MATERIAL SUPPLIED:

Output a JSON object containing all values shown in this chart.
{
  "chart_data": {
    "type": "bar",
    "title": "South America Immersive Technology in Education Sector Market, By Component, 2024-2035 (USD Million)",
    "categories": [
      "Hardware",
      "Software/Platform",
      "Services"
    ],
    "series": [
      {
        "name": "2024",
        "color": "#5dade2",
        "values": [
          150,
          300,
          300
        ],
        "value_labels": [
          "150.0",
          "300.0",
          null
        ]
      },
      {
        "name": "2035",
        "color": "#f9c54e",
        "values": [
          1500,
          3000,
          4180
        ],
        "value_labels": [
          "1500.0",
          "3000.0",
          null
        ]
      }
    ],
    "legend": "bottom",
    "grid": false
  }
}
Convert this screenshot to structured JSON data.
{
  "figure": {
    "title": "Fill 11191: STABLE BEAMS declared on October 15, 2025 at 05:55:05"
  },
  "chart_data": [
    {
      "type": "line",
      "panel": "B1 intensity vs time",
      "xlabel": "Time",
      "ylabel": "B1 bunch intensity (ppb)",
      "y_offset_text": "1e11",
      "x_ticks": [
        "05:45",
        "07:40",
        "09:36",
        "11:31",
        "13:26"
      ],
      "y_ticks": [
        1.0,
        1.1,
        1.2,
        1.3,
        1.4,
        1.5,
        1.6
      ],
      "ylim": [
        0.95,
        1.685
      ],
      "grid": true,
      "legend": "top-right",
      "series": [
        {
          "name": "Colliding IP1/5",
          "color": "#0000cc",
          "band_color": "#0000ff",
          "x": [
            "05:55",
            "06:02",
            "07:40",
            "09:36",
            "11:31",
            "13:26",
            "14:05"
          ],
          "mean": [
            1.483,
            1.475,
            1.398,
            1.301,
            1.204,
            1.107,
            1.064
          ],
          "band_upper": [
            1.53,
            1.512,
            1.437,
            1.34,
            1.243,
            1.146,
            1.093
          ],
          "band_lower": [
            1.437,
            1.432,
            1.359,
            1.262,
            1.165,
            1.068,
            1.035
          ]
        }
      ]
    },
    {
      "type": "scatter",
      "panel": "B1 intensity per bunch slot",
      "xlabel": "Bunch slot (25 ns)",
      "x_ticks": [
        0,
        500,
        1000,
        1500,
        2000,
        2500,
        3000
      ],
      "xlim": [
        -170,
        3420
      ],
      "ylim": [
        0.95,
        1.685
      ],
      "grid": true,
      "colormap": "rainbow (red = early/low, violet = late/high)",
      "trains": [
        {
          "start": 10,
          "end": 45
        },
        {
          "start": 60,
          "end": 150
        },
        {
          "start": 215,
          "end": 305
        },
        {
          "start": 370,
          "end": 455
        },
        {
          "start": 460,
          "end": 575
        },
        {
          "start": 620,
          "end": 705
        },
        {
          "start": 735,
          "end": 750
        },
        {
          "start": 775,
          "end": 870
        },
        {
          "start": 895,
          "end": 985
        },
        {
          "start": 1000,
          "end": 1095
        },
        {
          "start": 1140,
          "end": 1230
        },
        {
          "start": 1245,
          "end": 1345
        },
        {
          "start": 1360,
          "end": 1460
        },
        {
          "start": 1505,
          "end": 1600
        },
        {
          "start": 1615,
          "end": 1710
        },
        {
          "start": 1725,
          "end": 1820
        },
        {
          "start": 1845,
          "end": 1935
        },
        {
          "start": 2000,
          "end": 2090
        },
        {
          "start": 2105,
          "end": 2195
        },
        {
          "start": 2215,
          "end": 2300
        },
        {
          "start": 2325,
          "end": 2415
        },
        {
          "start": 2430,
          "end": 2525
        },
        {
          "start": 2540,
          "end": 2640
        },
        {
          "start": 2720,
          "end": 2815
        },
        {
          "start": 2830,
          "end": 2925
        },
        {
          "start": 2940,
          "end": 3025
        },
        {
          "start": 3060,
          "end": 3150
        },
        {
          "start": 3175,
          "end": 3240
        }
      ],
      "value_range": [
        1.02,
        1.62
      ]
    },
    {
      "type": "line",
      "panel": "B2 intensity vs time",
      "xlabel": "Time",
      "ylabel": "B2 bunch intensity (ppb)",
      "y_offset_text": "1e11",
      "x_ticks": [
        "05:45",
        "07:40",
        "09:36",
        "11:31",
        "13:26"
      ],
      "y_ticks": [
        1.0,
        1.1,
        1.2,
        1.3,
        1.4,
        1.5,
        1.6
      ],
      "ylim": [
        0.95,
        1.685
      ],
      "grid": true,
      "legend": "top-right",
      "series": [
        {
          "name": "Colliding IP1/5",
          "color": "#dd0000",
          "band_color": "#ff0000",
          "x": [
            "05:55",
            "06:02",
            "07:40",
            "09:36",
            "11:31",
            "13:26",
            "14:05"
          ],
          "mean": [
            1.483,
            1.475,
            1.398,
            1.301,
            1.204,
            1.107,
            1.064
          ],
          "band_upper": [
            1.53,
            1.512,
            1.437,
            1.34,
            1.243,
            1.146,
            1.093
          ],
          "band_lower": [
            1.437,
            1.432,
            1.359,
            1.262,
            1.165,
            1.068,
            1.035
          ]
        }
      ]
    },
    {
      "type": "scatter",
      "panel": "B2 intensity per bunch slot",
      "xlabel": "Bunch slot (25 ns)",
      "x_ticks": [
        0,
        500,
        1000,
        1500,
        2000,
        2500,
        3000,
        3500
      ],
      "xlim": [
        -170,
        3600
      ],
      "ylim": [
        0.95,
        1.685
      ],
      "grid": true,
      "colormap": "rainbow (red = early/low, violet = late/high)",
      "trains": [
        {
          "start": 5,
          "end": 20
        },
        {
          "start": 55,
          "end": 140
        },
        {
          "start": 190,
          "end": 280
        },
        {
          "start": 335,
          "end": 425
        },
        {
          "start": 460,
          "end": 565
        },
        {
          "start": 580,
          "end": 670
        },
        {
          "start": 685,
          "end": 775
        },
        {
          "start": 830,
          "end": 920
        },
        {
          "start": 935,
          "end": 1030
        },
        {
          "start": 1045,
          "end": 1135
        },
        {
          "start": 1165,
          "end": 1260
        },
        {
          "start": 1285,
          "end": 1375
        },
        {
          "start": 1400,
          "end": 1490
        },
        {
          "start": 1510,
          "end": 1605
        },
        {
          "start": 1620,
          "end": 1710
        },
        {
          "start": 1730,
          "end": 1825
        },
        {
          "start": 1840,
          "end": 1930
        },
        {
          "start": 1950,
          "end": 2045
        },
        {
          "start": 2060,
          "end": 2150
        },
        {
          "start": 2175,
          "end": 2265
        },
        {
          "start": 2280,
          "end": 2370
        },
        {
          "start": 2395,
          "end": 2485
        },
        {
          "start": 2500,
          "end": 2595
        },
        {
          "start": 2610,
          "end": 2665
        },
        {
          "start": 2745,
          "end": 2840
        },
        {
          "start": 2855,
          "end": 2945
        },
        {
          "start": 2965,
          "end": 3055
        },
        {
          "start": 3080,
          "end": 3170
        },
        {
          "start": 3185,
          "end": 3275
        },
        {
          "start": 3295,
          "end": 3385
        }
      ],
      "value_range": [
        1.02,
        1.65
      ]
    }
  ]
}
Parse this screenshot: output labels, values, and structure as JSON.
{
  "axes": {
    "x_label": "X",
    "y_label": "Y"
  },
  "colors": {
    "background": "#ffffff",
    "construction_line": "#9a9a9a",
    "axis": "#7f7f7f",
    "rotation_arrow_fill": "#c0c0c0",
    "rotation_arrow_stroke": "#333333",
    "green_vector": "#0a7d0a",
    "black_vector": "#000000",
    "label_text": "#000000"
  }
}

TASK DETAILS: Beginning with the line that contains "Parse this screenshot: output", quote each line exactly through the last line of the entries above, and nothing beyond them.

SOLUTION FOR THIS EXERCISE:
Parse this screenshot: output labels, values, and structure as JSON.
{
  "axes": {
    "x_label": "X",
    "y_label": "Y"
  },
  "colors": {
    "background": "#ffffff",
    "construction_line": "#9a9a9a",
    "axis": "#7f7f7f",
    "rotation_arrow_fill": "#c0c0c0",
    "rotation_arrow_stroke": "#333333",
    "green_vector": "#0a7d0a",
    "black_vector": "#000000",
    "label_text": "#000000"
  }
}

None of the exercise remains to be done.